"""

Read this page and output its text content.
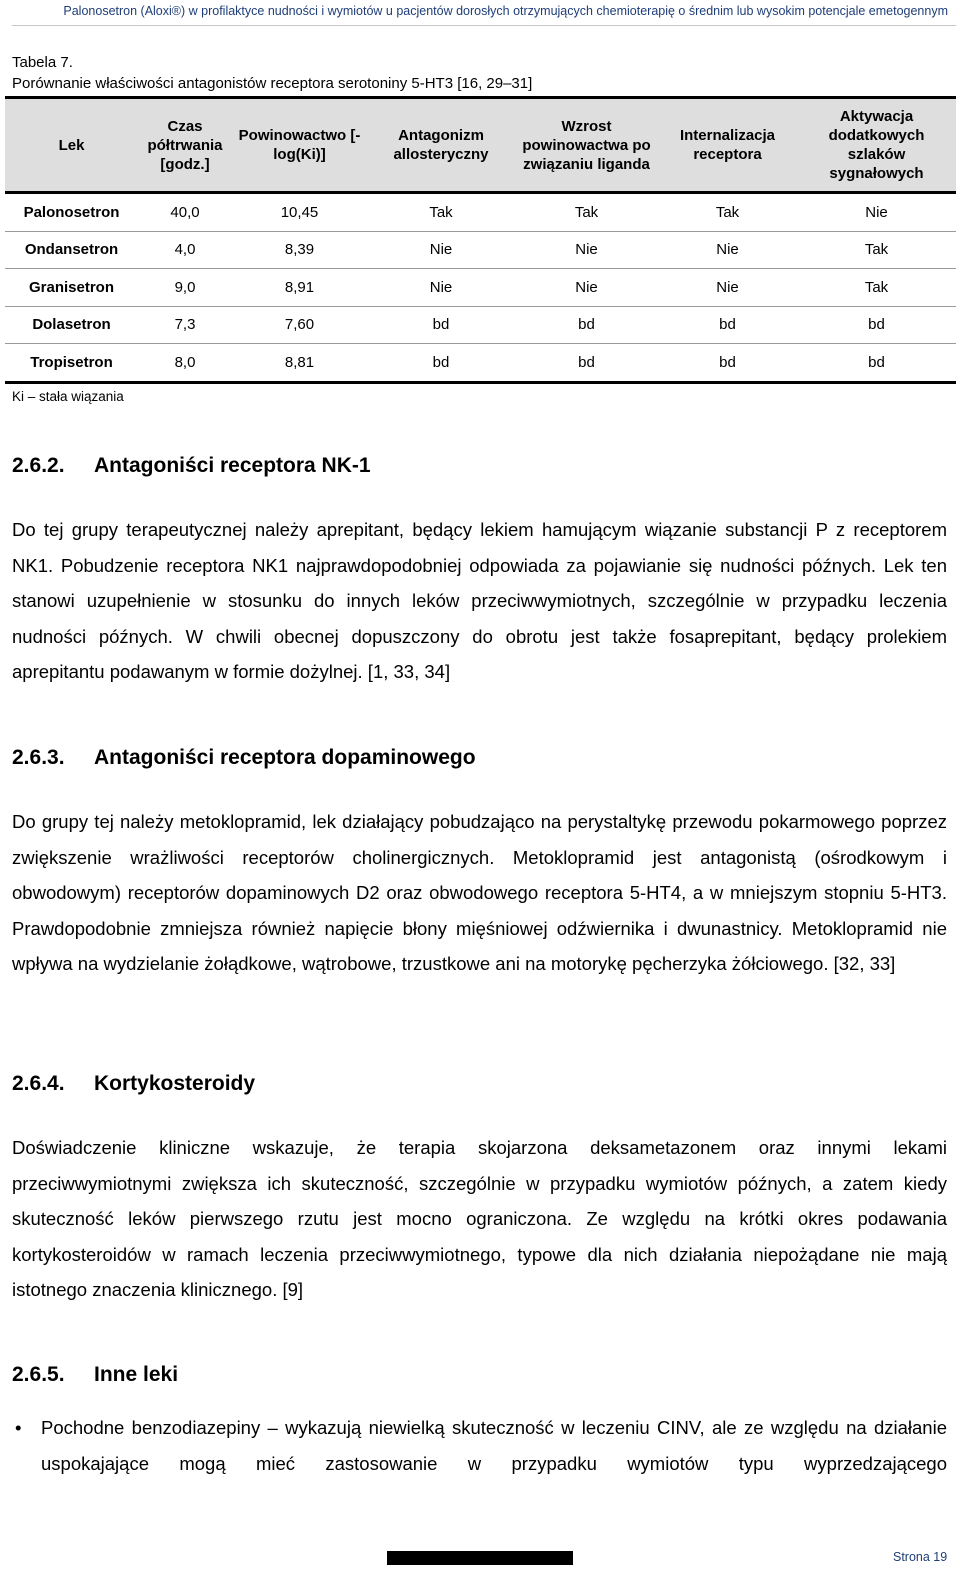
Palonosetron (Aloxi®) w profilaktyce nudności i wymiotów u pacjentów dorosłych otrzymujących chemioterapię o średnim lub wysokim potencjale emetogennym
Tabela 7.
Porównanie właściwości antagonistów receptora serotoniny 5-HT3 [16, 29–31]
Lek	Czas półtrwania [godz.]	Powinowactwo [-log(Ki)]	Antagonizm allosteryczny	Wzrost powinowactwa po związaniu liganda	Internalizacja receptora	Aktywacja dodatkowych szlaków sygnałowych
Palonosetron	40,0	10,45	Tak	Tak	Tak	Nie
Ondansetron	4,0	8,39	Nie	Nie	Nie	Tak
Granisetron	9,0	8,91	Nie	Nie	Nie	Tak
Dolasetron	7,3	7,60	bd	bd	bd	bd
Tropisetron	8,0	8,81	bd	bd	bd	bd
Ki – stała wiązania
2.6.2. Antagoniści receptora NK-1
Do tej grupy terapeutycznej należy aprepitant, będący lekiem hamującym wiązanie substancji P z receptorem NK1. Pobudzenie receptora NK1 najprawdopodobniej odpowiada za pojawianie się nudności późnych. Lek ten stanowi uzupełnienie w stosunku do innych leków przeciwwymiotnych, szczególnie w przypadku leczenia nudności późnych. W chwili obecnej dopuszczony do obrotu jest także fosaprepitant, będący prolekiem aprepitantu podawanym w formie dożylnej. [1, 33, 34]
2.6.3. Antagoniści receptora dopaminowego
Do grupy tej należy metoklopramid, lek działający pobudzająco na perystaltykę przewodu pokarmowego poprzez zwiększenie wrażliwości receptorów cholinergicznych. Metoklopramid jest antagonistą (ośrodkowym i obwodowym) receptorów dopaminowych D2 oraz obwodowego receptora 5-HT4, a w mniejszym stopniu 5-HT3. Prawdopodobnie zmniejsza również napięcie błony mięśniowej odźwiernika i dwunastnicy. Metoklopramid nie wpływa na wydzielanie żołądkowe, wątrobowe, trzustkowe ani na motorykę pęcherzyka żółciowego. [32, 33]
2.6.4. Kortykosteroidy
Doświadczenie kliniczne wskazuje, że terapia skojarzona deksametazonem oraz innymi lekami przeciwwymiotnymi zwiększa ich skuteczność, szczególnie w przypadku wymiotów późnych, a zatem kiedy skuteczność leków pierwszego rzutu jest mocno ograniczona. Ze względu na krótki okres podawania kortykosteroidów w ramach leczenia przeciwwymiotnego, typowe dla nich działania niepożądane nie mają istotnego znaczenia klinicznego. [9]
2.6.5. Inne leki
• Pochodne benzodiazepiny – wykazują niewielką skuteczność w leczeniu CINV, ale ze względu na działanie uspokajające mogą mieć zastosowanie w przypadku wymiotów typu wyprzedzającego
Strona 19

"""

Each line above is to be copied verbatim. Drop any image from the copy.

Finished answer:
Read this page and output its text content.
Palonosetron (Aloxi®) w profilaktyce nudności i wymiotów u pacjentów dorosłych otrzymujących chemioterapię o średnim lub wysokim potencjale emetogennym
Tabela 7.
Porównanie właściwości antagonistów receptora serotoniny 5-HT3 [16, 29–31]
Lek	Czas półtrwania [godz.]	Powinowactwo [-log(Ki)]	Antagonizm allosteryczny	Wzrost powinowactwa po związaniu liganda	Internalizacja receptora	Aktywacja dodatkowych szlaków sygnałowych
Palonosetron	40,0	10,45	Tak	Tak	Tak	Nie
Ondansetron	4,0	8,39	Nie	Nie	Nie	Tak
Granisetron	9,0	8,91	Nie	Nie	Nie	Tak
Dolasetron	7,3	7,60	bd	bd	bd	bd
Tropisetron	8,0	8,81	bd	bd	bd	bd
Ki – stała wiązania
2.6.2. Antagoniści receptora NK-1
Do tej grupy terapeutycznej należy aprepitant, będący lekiem hamującym wiązanie substancji P z receptorem NK1. Pobudzenie receptora NK1 najprawdopodobniej odpowiada za pojawianie się nudności późnych. Lek ten stanowi uzupełnienie w stosunku do innych leków przeciwwymiotnych, szczególnie w przypadku leczenia nudności późnych. W chwili obecnej dopuszczony do obrotu jest także fosaprepitant, będący prolekiem aprepitantu podawanym w formie dożylnej. [1, 33, 34]
2.6.3. Antagoniści receptora dopaminowego
Do grupy tej należy metoklopramid, lek działający pobudzająco na perystaltykę przewodu pokarmowego poprzez zwiększenie wrażliwości receptorów cholinergicznych. Metoklopramid jest antagonistą (ośrodkowym i obwodowym) receptorów dopaminowych D2 oraz obwodowego receptora 5-HT4, a w mniejszym stopniu 5-HT3. Prawdopodobnie zmniejsza również napięcie błony mięśniowej odźwiernika i dwunastnicy. Metoklopramid nie wpływa na wydzielanie żołądkowe, wątrobowe, trzustkowe ani na motorykę pęcherzyka żółciowego. [32, 33]
2.6.4. Kortykosteroidy
Doświadczenie kliniczne wskazuje, że terapia skojarzona deksametazonem oraz innymi lekami przeciwwymiotnymi zwiększa ich skuteczność, szczególnie w przypadku wymiotów późnych, a zatem kiedy skuteczność leków pierwszego rzutu jest mocno ograniczona. Ze względu na krótki okres podawania kortykosteroidów w ramach leczenia przeciwwymiotnego, typowe dla nich działania niepożądane nie mają istotnego znaczenia klinicznego. [9]
2.6.5. Inne leki
• Pochodne benzodiazepiny – wykazują niewielką skuteczność w leczeniu CINV, ale ze względu na działanie uspokajające mogą mieć zastosowanie w przypadku wymiotów typu wyprzedzającego
Strona 19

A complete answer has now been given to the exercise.